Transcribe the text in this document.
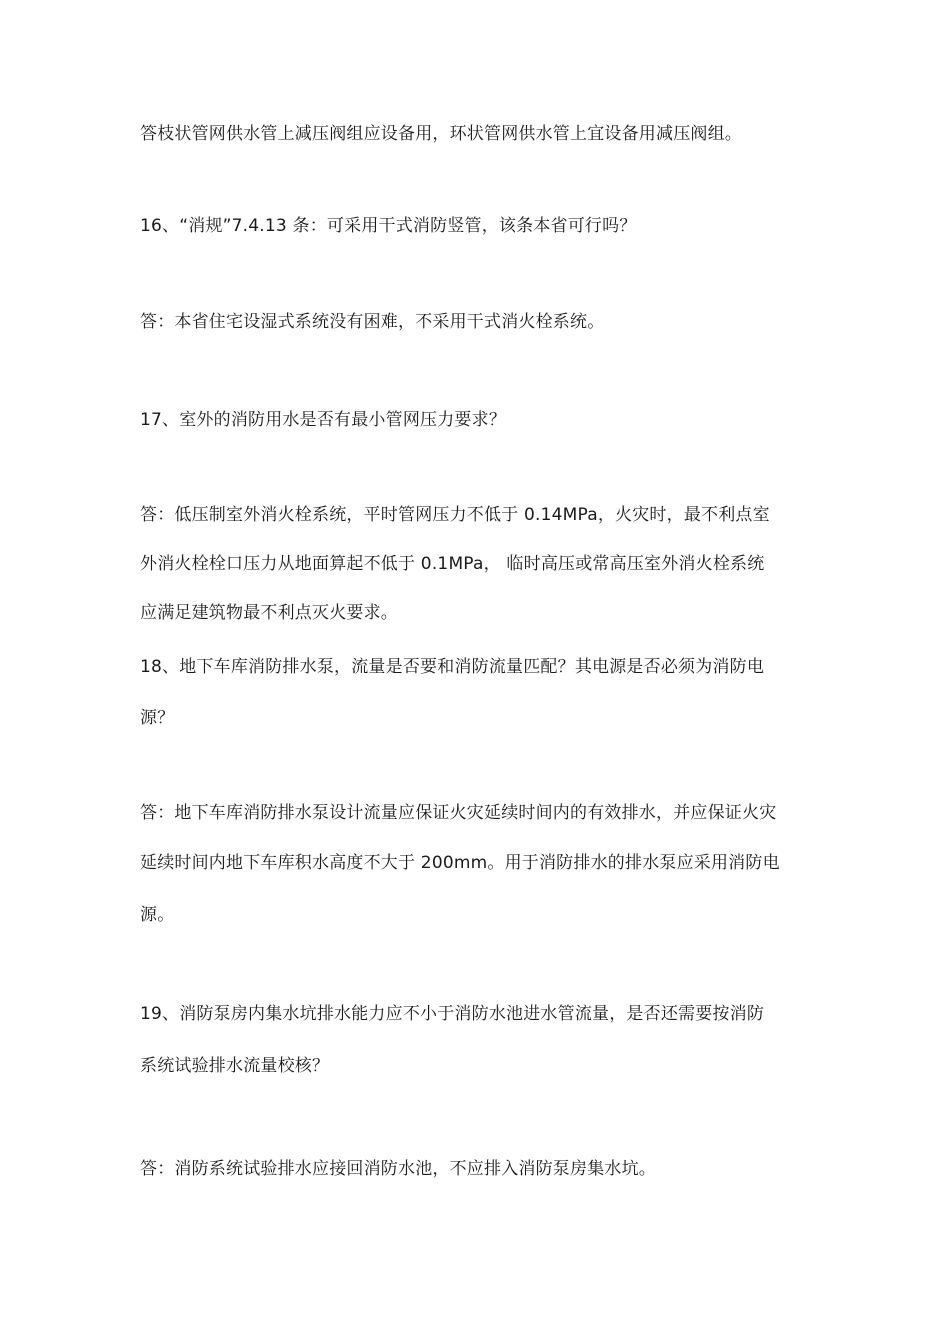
答枝状管网供水管上减压阀组应设备用，环状管网供水管上宜设备用减压阀组。
16、“消规”7.4.13 条：可采用干式消防竖管，该条本省可行吗？
答：本省住宅设湿式系统没有困难，不采用干式消火栓系统。
17、室外的消防用水是否有最小管网压力要求？
答：低压制室外消火栓系统，平时管网压力不低于 0.14MPa，火灾时，最不利点室
外消火栓栓口压力从地面算起不低于 0.1MPa， 临时高压或常高压室外消火栓系统
应满足建筑物最不利点灭火要求。
18、地下车库消防排水泵，流量是否要和消防流量匹配？其电源是否必须为消防电
源？
答：地下车库消防排水泵设计流量应保证火灾延续时间内的有效排水，并应保证火灾
延续时间内地下车库积水高度不大于 200mm。用于消防排水的排水泵应采用消防电
源。
19、消防泵房内集水坑排水能力应不小于消防水池进水管流量，是否还需要按消防
系统试验排水流量校核？
答：消防系统试验排水应接回消防水池，不应排入消防泵房集水坑。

◆ **Aim of the exercise**: Restate each line of the records exactly; pictures do not belong in the copy.

◆ **Output below**:
Transcribe the text in this document.
答枝状管网供水管上减压阀组应设备用，环状管网供水管上宜设备用减压阀组。
16、“消规”7.4.13 条：可采用干式消防竖管，该条本省可行吗？
答：本省住宅设湿式系统没有困难，不采用干式消火栓系统。
17、室外的消防用水是否有最小管网压力要求？
答：低压制室外消火栓系统，平时管网压力不低于 0.14MPa，火灾时，最不利点室
外消火栓栓口压力从地面算起不低于 0.1MPa， 临时高压或常高压室外消火栓系统
应满足建筑物最不利点灭火要求。
18、地下车库消防排水泵，流量是否要和消防流量匹配？其电源是否必须为消防电
源？
答：地下车库消防排水泵设计流量应保证火灾延续时间内的有效排水，并应保证火灾
延续时间内地下车库积水高度不大于 200mm。用于消防排水的排水泵应采用消防电
源。
19、消防泵房内集水坑排水能力应不小于消防水池进水管流量，是否还需要按消防
系统试验排水流量校核？
答：消防系统试验排水应接回消防水池，不应排入消防泵房集水坑。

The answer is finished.